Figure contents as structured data
____________________

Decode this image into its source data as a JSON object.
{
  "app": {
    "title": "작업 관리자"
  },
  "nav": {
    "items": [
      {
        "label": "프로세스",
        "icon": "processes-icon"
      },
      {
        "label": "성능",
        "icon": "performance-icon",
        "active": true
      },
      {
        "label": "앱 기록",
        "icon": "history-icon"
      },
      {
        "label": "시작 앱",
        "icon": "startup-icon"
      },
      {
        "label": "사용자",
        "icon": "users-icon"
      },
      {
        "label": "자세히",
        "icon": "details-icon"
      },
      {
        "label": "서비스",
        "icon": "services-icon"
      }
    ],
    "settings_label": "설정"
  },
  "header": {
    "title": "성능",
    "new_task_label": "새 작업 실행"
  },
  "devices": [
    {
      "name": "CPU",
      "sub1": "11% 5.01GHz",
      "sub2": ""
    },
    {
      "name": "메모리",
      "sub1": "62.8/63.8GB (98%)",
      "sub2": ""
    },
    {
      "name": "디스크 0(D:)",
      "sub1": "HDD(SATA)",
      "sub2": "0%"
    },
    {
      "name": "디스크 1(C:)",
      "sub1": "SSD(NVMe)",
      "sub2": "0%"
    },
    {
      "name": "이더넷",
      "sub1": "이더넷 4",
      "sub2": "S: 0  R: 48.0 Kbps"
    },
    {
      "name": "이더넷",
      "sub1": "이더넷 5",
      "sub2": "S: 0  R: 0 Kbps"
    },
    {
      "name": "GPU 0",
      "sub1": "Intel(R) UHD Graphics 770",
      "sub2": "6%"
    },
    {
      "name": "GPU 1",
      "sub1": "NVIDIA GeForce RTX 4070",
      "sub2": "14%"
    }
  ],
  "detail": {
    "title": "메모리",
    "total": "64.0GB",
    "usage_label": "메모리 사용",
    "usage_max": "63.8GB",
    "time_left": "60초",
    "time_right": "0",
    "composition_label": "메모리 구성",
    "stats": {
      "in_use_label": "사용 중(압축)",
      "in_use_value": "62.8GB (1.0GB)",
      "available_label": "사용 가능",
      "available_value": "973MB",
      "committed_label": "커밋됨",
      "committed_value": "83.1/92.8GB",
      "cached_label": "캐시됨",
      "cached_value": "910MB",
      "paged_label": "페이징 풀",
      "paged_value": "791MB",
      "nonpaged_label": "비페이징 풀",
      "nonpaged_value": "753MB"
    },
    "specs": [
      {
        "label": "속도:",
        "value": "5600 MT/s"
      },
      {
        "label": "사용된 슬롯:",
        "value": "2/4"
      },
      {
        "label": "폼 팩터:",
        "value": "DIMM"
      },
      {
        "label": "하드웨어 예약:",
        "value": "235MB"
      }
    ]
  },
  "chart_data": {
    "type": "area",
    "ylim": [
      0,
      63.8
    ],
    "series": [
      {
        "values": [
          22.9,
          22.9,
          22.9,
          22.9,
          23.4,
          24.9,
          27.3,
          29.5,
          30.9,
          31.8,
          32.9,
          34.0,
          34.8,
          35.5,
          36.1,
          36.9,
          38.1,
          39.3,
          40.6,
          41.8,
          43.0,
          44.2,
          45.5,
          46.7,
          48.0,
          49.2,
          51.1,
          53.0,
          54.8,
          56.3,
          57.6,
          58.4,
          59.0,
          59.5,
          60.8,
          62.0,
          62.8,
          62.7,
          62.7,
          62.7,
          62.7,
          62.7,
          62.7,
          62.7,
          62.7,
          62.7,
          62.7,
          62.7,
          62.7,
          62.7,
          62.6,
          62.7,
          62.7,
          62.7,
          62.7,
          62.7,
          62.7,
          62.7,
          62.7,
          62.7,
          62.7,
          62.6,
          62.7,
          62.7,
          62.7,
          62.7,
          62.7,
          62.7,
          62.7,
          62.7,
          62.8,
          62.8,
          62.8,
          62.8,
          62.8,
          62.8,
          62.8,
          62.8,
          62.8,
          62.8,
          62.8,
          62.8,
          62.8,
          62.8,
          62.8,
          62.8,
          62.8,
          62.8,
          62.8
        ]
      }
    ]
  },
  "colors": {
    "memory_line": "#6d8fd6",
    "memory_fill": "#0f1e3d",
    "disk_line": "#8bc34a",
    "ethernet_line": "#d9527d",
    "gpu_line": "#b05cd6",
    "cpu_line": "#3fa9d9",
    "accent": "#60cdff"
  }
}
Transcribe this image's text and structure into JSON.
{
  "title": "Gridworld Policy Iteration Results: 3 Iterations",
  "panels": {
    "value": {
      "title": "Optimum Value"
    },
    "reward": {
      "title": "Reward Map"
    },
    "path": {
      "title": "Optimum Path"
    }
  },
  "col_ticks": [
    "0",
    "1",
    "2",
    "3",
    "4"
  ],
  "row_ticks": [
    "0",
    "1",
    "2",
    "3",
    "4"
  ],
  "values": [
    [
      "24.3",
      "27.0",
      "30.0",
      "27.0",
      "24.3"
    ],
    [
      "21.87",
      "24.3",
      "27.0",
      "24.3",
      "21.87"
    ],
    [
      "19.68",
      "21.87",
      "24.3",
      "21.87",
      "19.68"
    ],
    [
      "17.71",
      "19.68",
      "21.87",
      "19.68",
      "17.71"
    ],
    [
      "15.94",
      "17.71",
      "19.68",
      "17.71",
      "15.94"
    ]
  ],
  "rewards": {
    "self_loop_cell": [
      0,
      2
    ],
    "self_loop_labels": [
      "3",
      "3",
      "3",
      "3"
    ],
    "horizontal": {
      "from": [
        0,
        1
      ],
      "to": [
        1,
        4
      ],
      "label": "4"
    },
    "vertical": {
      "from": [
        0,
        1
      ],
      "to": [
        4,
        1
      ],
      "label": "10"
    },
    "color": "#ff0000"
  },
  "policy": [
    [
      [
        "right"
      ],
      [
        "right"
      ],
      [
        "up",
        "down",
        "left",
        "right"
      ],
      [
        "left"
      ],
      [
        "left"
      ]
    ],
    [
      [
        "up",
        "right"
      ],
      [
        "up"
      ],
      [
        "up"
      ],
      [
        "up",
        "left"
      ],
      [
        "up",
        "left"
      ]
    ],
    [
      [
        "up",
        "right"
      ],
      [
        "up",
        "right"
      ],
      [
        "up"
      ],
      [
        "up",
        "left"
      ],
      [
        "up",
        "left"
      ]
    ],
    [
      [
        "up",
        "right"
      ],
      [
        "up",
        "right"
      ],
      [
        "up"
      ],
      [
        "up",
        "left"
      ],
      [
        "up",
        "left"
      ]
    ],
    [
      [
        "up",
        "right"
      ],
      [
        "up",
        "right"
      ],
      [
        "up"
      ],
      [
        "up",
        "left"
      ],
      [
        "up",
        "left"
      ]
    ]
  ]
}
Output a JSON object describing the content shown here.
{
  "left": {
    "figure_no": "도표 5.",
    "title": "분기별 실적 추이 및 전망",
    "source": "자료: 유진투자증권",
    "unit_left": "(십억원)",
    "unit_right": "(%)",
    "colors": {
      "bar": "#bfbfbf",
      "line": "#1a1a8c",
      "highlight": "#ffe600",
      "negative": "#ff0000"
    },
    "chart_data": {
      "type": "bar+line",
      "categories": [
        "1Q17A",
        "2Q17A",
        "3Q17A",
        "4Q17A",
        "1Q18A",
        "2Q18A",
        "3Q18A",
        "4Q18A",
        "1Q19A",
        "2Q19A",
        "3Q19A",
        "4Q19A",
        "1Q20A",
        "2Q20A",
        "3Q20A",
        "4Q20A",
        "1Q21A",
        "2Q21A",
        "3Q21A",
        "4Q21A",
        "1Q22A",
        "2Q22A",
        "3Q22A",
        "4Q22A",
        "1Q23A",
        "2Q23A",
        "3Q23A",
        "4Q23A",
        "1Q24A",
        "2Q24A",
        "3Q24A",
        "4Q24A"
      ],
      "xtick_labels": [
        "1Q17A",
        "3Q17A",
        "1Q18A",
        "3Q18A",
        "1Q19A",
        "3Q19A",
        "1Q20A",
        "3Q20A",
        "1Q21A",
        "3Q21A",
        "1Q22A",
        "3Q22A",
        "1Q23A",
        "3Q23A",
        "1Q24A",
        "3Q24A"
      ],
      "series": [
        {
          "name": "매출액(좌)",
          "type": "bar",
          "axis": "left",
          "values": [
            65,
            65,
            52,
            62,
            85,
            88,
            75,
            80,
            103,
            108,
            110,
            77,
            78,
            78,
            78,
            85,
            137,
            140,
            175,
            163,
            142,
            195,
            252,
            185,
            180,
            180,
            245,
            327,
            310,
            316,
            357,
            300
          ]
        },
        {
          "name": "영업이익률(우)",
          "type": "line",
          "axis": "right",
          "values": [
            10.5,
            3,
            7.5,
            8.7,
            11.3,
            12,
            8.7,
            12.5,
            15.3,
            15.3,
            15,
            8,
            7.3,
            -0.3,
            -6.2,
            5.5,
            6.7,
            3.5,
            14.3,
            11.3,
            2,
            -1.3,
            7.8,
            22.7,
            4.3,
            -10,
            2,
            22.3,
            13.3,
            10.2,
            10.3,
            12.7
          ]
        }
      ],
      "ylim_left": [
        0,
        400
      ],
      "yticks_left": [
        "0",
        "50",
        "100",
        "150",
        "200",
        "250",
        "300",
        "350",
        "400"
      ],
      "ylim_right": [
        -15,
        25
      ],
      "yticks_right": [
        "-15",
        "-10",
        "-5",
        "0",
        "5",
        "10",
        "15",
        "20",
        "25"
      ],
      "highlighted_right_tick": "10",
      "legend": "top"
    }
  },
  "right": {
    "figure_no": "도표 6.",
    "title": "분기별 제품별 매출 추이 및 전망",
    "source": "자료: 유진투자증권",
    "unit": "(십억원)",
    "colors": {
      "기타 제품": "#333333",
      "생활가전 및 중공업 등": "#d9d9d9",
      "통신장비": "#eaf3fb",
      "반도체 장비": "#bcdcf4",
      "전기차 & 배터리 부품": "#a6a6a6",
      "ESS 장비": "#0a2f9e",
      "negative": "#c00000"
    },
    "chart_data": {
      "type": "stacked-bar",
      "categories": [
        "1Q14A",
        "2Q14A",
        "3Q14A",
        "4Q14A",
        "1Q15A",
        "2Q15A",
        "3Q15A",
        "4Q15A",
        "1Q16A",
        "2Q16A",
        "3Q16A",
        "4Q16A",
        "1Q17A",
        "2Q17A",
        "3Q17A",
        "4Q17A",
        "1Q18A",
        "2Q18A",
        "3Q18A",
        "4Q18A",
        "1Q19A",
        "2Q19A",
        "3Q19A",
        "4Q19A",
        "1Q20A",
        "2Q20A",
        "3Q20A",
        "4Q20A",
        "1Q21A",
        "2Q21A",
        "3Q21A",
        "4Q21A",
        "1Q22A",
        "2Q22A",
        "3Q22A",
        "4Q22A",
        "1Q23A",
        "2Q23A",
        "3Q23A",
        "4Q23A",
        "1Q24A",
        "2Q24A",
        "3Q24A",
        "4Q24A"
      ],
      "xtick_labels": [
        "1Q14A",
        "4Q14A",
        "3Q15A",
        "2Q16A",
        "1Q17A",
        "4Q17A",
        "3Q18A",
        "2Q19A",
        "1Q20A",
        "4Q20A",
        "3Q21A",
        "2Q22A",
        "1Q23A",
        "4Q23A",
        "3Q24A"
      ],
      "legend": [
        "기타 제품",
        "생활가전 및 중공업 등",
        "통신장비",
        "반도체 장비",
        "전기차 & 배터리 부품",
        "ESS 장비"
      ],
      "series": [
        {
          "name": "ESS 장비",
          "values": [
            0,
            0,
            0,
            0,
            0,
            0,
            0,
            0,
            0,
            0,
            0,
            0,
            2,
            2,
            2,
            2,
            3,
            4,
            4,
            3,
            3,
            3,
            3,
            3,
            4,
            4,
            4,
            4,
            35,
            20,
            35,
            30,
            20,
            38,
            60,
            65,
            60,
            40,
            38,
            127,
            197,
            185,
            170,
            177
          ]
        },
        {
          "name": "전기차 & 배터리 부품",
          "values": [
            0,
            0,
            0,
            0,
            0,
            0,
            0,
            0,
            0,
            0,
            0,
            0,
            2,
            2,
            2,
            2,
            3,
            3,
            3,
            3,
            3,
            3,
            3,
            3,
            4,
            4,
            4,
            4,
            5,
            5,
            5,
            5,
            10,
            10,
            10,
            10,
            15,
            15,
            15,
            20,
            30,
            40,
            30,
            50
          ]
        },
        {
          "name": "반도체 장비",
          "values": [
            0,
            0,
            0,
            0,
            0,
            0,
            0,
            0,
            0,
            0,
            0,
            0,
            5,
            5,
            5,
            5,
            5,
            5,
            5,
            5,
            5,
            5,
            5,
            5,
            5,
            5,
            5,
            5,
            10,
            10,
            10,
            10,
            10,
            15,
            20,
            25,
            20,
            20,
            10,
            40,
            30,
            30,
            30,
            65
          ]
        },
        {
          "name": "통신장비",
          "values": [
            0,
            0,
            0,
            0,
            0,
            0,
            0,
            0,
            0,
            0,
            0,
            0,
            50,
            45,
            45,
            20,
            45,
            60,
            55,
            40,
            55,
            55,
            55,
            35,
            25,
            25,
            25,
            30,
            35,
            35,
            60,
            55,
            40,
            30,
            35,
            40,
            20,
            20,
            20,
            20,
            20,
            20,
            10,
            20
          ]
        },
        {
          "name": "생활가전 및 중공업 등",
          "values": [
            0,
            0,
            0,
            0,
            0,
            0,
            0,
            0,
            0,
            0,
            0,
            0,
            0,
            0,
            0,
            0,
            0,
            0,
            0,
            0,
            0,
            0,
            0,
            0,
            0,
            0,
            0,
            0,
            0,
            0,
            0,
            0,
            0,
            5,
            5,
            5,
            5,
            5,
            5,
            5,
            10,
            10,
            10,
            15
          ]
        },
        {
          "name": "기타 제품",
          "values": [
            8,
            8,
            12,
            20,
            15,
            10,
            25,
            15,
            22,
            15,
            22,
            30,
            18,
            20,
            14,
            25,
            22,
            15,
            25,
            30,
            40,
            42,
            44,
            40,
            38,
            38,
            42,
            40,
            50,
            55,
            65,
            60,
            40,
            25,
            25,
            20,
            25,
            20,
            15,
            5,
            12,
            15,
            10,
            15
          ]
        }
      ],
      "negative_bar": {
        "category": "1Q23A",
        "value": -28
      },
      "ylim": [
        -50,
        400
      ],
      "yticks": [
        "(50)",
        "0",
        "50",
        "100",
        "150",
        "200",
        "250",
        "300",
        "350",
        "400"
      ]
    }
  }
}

____________________

* Challenge: How many lines in the entries contain the string "object"? Answer with the number only.

* Problem solution: 2